- _EXERCISE_
Print the data exactly as it is given, please.

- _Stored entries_
--- --- ---

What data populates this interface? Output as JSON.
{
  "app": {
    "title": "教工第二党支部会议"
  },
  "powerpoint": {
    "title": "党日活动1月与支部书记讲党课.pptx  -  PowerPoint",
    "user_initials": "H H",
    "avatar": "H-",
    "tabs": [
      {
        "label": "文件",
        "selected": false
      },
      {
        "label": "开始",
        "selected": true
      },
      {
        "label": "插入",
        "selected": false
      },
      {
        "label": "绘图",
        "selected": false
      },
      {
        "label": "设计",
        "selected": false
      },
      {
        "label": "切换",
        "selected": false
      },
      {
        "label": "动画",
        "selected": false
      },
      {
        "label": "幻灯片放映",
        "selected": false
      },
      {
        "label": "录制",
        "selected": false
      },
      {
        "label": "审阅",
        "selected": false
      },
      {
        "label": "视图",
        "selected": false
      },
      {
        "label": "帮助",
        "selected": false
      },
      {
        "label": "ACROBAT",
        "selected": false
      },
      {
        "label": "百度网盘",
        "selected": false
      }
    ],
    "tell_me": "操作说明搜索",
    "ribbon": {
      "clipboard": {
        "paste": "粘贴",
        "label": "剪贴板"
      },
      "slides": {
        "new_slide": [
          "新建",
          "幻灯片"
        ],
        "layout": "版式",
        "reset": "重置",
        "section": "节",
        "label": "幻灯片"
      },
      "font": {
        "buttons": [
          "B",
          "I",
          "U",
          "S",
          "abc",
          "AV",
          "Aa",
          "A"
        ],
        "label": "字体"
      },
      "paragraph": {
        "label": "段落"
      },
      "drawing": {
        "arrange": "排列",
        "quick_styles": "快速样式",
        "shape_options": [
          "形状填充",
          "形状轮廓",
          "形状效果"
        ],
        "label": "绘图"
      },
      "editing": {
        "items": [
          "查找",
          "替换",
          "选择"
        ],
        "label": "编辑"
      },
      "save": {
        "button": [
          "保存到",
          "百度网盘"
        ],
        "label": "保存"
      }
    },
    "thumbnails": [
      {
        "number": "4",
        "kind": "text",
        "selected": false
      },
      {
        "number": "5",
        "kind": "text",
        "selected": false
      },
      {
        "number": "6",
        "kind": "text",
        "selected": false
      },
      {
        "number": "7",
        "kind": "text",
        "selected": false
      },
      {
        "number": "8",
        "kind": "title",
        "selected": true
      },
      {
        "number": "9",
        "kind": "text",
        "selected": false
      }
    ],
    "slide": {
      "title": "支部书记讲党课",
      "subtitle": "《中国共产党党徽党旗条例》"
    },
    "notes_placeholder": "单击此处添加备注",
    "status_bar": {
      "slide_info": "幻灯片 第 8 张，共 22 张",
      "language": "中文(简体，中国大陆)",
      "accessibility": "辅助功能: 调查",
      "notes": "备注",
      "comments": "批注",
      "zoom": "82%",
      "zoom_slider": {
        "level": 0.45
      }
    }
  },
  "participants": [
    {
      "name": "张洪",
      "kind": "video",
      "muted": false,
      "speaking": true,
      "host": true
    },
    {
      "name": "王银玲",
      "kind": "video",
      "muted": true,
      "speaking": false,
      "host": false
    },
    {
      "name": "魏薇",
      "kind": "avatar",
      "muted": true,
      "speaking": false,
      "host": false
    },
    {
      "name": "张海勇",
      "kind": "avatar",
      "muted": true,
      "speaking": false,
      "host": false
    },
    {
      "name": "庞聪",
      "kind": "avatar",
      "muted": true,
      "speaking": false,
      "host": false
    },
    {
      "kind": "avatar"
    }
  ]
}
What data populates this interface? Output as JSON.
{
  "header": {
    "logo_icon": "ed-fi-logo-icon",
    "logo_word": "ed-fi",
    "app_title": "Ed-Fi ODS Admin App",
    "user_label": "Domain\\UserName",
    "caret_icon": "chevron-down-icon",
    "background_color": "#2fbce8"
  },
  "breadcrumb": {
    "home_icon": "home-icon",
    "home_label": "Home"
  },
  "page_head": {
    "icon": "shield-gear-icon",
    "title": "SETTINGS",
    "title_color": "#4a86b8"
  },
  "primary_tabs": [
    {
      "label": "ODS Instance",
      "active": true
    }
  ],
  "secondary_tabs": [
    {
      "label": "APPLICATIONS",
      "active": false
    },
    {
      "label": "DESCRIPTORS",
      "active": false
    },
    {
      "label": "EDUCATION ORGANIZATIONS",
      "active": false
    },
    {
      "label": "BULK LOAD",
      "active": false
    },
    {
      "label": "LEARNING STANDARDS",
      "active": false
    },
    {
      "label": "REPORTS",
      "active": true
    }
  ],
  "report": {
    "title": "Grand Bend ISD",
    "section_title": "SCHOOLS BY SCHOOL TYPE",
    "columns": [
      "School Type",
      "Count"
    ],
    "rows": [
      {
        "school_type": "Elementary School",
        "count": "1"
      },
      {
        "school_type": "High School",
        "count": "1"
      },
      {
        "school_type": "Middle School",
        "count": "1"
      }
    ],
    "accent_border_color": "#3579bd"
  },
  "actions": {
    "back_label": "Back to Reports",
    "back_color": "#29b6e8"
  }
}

--- --- ---

- _RESPONSE TO THE EXERCISE_
What data populates this interface? Output as JSON.
{
  "app": {
    "title": "教工第二党支部会议"
  },
  "powerpoint": {
    "title": "党日活动1月与支部书记讲党课.pptx  -  PowerPoint",
    "user_initials": "H H",
    "avatar": "H-",
    "tabs": [
      {
        "label": "文件",
        "selected": false
      },
      {
        "label": "开始",
        "selected": true
      },
      {
        "label": "插入",
        "selected": false
      },
      {
        "label": "绘图",
        "selected": false
      },
      {
        "label": "设计",
        "selected": false
      },
      {
        "label": "切换",
        "selected": false
      },
      {
        "label": "动画",
        "selected": false
      },
      {
        "label": "幻灯片放映",
        "selected": false
      },
      {
        "label": "录制",
        "selected": false
      },
      {
        "label": "审阅",
        "selected": false
      },
      {
        "label": "视图",
        "selected": false
      },
      {
        "label": "帮助",
        "selected": false
      },
      {
        "label": "ACROBAT",
        "selected": false
      },
      {
        "label": "百度网盘",
        "selected": false
      }
    ],
    "tell_me": "操作说明搜索",
    "ribbon": {
      "clipboard": {
        "paste": "粘贴",
        "label": "剪贴板"
      },
      "slides": {
        "new_slide": [
          "新建",
          "幻灯片"
        ],
        "layout": "版式",
        "reset": "重置",
        "section": "节",
        "label": "幻灯片"
      },
      "font": {
        "buttons": [
          "B",
          "I",
          "U",
          "S",
          "abc",
          "AV",
          "Aa",
          "A"
        ],
        "label": "字体"
      },
      "paragraph": {
        "label": "段落"
      },
      "drawing": {
        "arrange": "排列",
        "quick_styles": "快速样式",
        "shape_options": [
          "形状填充",
          "形状轮廓",
          "形状效果"
        ],
        "label": "绘图"
      },
      "editing": {
        "items": [
          "查找",
          "替换",
          "选择"
        ],
        "label": "编辑"
      },
      "save": {
        "button": [
          "保存到",
          "百度网盘"
        ],
        "label": "保存"
      }
    },
    "thumbnails": [
      {
        "number": "4",
        "kind": "text",
        "selected": false
      },
      {
        "number": "5",
        "kind": "text",
        "selected": false
      },
      {
        "number": "6",
        "kind": "text",
        "selected": false
      },
      {
        "number": "7",
        "kind": "text",
        "selected": false
      },
      {
        "number": "8",
        "kind": "title",
        "selected": true
      },
      {
        "number": "9",
        "kind": "text",
        "selected": false
      }
    ],
    "slide": {
      "title": "支部书记讲党课",
      "subtitle": "《中国共产党党徽党旗条例》"
    },
    "notes_placeholder": "单击此处添加备注",
    "status_bar": {
      "slide_info": "幻灯片 第 8 张，共 22 张",
      "language": "中文(简体，中国大陆)",
      "accessibility": "辅助功能: 调查",
      "notes": "备注",
      "comments": "批注",
      "zoom": "82%",
      "zoom_slider": {
        "level": 0.45
      }
    }
  },
  "participants": [
    {
      "name": "张洪",
      "kind": "video",
      "muted": false,
      "speaking": true,
      "host": true
    },
    {
      "name": "王银玲",
      "kind": "video",
      "muted": true,
      "speaking": false,
      "host": false
    },
    {
      "name": "魏薇",
      "kind": "avatar",
      "muted": true,
      "speaking": false,
      "host": false
    },
    {
      "name": "张海勇",
      "kind": "avatar",
      "muted": true,
      "speaking": false,
      "host": false
    },
    {
      "name": "庞聪",
      "kind": "avatar",
      "muted": true,
      "speaking": false,
      "host": false
    },
    {
      "kind": "avatar"
    }
  ]
}
What data populates this interface? Output as JSON.
{
  "header": {
    "logo_icon": "ed-fi-logo-icon",
    "logo_word": "ed-fi",
    "app_title": "Ed-Fi ODS Admin App",
    "user_label": "Domain\\UserName",
    "caret_icon": "chevron-down-icon",
    "background_color": "#2fbce8"
  },
  "breadcrumb": {
    "home_icon": "home-icon",
    "home_label": "Home"
  },
  "page_head": {
    "icon": "shield-gear-icon",
    "title": "SETTINGS",
    "title_color": "#4a86b8"
  },
  "primary_tabs": [
    {
      "label": "ODS Instance",
      "active": true
    }
  ],
  "secondary_tabs": [
    {
      "label": "APPLICATIONS",
      "active": false
    },
    {
      "label": "DESCRIPTORS",
      "active": false
    },
    {
      "label": "EDUCATION ORGANIZATIONS",
      "active": false
    },
    {
      "label": "BULK LOAD",
      "active": false
    },
    {
      "label": "LEARNING STANDARDS",
      "active": false
    },
    {
      "label": "REPORTS",
      "active": true
    }
  ],
  "report": {
    "title": "Grand Bend ISD",
    "section_title": "SCHOOLS BY SCHOOL TYPE",
    "columns": [
      "School Type",
      "Count"
    ],
    "rows": [
      {
        "school_type": "Elementary School",
        "count": "1"
      },
      {
        "school_type": "High School",
        "count": "1"
      },
      {
        "school_type": "Middle School",
        "count": "1"
      }
    ],
    "accent_border_color": "#3579bd"
  },
  "actions": {
    "back_label": "Back to Reports",
    "back_color": "#29b6e8"
  }
}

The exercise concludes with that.